>>

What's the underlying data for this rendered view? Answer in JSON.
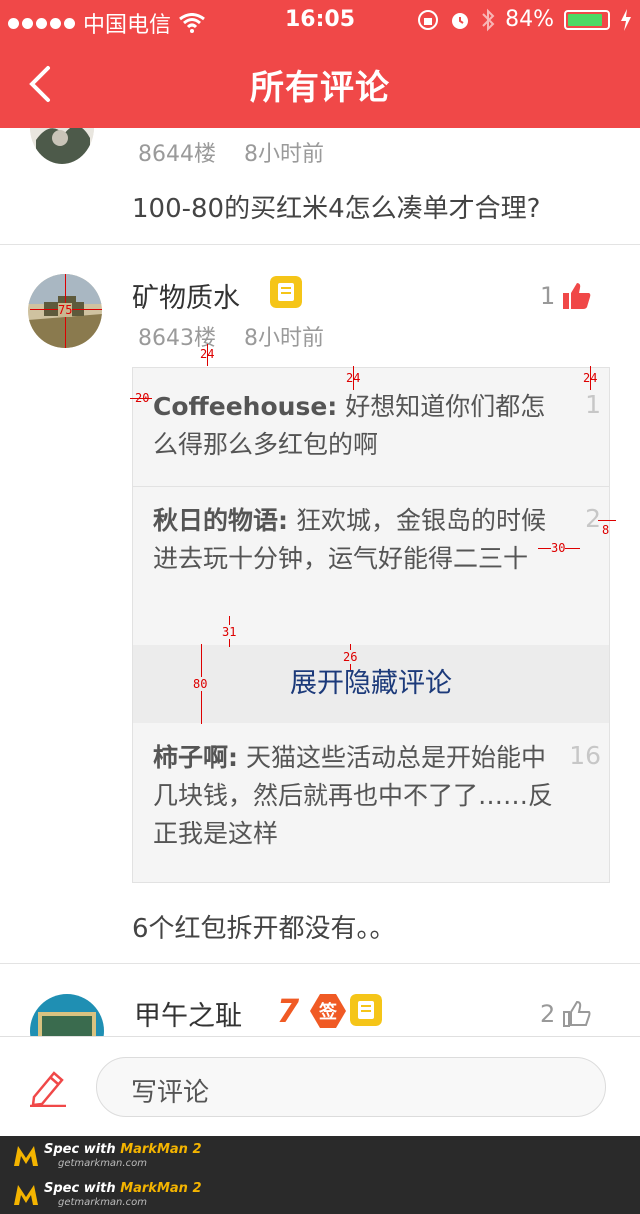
{
  "status_bar": {
    "carrier": "中国电信",
    "time": "16:05",
    "battery": "84%",
    "battery_level": 0.84
  },
  "nav": {
    "title": "所有评论"
  },
  "colors": {
    "brand": "#f04848",
    "link": "#1c3a7a",
    "badge_yellow": "#f5c518",
    "badge_orange": "#f05a24"
  },
  "comments": [
    {
      "floor": "8644楼",
      "time": "8小时前",
      "text": "100-80的买红米4怎么凑单才合理?"
    },
    {
      "name": "矿物质水",
      "floor": "8643楼",
      "time": "8小时前",
      "likes": "1",
      "replies": [
        {
          "author": "Coffeehouse:",
          "text": " 好想知道你们都怎么得那么多红包的啊",
          "floor": "1"
        },
        {
          "author": "秋日的物语:",
          "text": " 狂欢城，金银岛的时候进去玩十分钟，运气好能得二三十",
          "floor": "2"
        },
        {
          "author": "柿子啊:",
          "text": " 天猫这些活动总是开始能中几块钱，然后就再也中不了了……反正我是这样",
          "floor": "16"
        }
      ],
      "expand_label": "展开隐藏评论",
      "text": "6个红包拆开都没有。。"
    },
    {
      "name": "甲午之耻",
      "likes": "2",
      "badge_seven": "7",
      "badge_sign": "签"
    }
  ],
  "annotations": {
    "avatar_size": "75",
    "a24": "24",
    "b24": "24",
    "c24": "24",
    "a20": "20",
    "a8": "8",
    "a30": "30",
    "a31": "31",
    "a26": "26",
    "a80": "80"
  },
  "composer": {
    "placeholder": "写评论"
  },
  "markman": {
    "line1_prefix": "Spec with ",
    "line1_brand": "MarkMan 2",
    "line2": "getmarkman.com"
  }
}
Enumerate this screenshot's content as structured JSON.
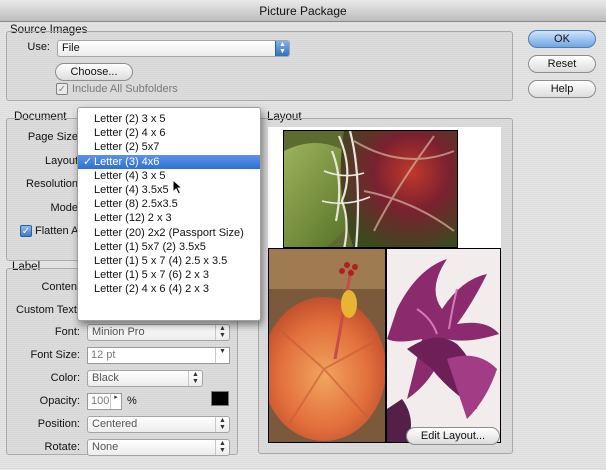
{
  "window": {
    "title": "Picture Package"
  },
  "buttons": {
    "ok": "OK",
    "reset": "Reset",
    "help": "Help",
    "choose": "Choose...",
    "edit_layout": "Edit Layout..."
  },
  "source": {
    "group_label": "Source Images",
    "use_label": "Use:",
    "use_value": "File",
    "include_subfolders": "Include All Subfolders"
  },
  "document": {
    "group_label": "Document",
    "page_size_label": "Page Size",
    "layout_label": "Layout",
    "resolution_label": "Resolution",
    "mode_label": "Mode",
    "flatten_label": "Flatten A"
  },
  "layout_menu": {
    "selected_index": 2,
    "items": [
      "Letter (2) 3 x 5",
      "Letter (2) 4 x 6",
      "Letter (2) 5x7",
      "Letter (3) 4x6",
      "Letter (4) 3 x 5",
      "Letter (4) 3.5x5",
      "Letter (8) 2.5x3.5",
      "Letter (12) 2 x 3",
      "Letter (20) 2x2 (Passport Size)",
      "Letter (1) 5x7 (2) 3.5x5",
      "Letter (1) 5 x 7 (4) 2.5 x 3.5",
      "Letter (1) 5 x 7 (6) 2 x 3",
      "Letter (2) 4 x 6 (4) 2 x 3"
    ]
  },
  "label": {
    "group_label": "Label",
    "content_label": "Content",
    "custom_text_label": "Custom Text:",
    "font_label": "Font:",
    "font_value": "Minion Pro",
    "font_size_label": "Font Size:",
    "font_size_value": "12 pt",
    "color_label": "Color:",
    "color_value": "Black",
    "color_swatch": "#000000",
    "opacity_label": "Opacity:",
    "opacity_value": "100",
    "opacity_unit": "%",
    "position_label": "Position:",
    "position_value": "Centered",
    "rotate_label": "Rotate:",
    "rotate_value": "None"
  },
  "layout_panel": {
    "group_label": "Layout"
  }
}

<<

Exactly the lines from the line with "Enumerate this screenshot's" through the last line of the listing, both included, should be extracted, and the pictures left behind.

RESULT BELOW →
Enumerate this screenshot's content as structured JSON.
{
  "window": {
    "title": "Picture Package"
  },
  "buttons": {
    "ok": "OK",
    "reset": "Reset",
    "help": "Help",
    "choose": "Choose...",
    "edit_layout": "Edit Layout..."
  },
  "source": {
    "group_label": "Source Images",
    "use_label": "Use:",
    "use_value": "File",
    "include_subfolders": "Include All Subfolders"
  },
  "document": {
    "group_label": "Document",
    "page_size_label": "Page Size",
    "layout_label": "Layout",
    "resolution_label": "Resolution",
    "mode_label": "Mode",
    "flatten_label": "Flatten A"
  },
  "layout_menu": {
    "selected_index": 2,
    "items": [
      "Letter (2) 3 x 5",
      "Letter (2) 4 x 6",
      "Letter (2) 5x7",
      "Letter (3) 4x6",
      "Letter (4) 3 x 5",
      "Letter (4) 3.5x5",
      "Letter (8) 2.5x3.5",
      "Letter (12) 2 x 3",
      "Letter (20) 2x2 (Passport Size)",
      "Letter (1) 5x7 (2) 3.5x5",
      "Letter (1) 5 x 7 (4) 2.5 x 3.5",
      "Letter (1) 5 x 7 (6) 2 x 3",
      "Letter (2) 4 x 6 (4) 2 x 3"
    ]
  },
  "label": {
    "group_label": "Label",
    "content_label": "Content",
    "custom_text_label": "Custom Text:",
    "font_label": "Font:",
    "font_value": "Minion Pro",
    "font_size_label": "Font Size:",
    "font_size_value": "12 pt",
    "color_label": "Color:",
    "color_value": "Black",
    "color_swatch": "#000000",
    "opacity_label": "Opacity:",
    "opacity_value": "100",
    "opacity_unit": "%",
    "position_label": "Position:",
    "position_value": "Centered",
    "rotate_label": "Rotate:",
    "rotate_value": "None"
  },
  "layout_panel": {
    "group_label": "Layout"
  }
}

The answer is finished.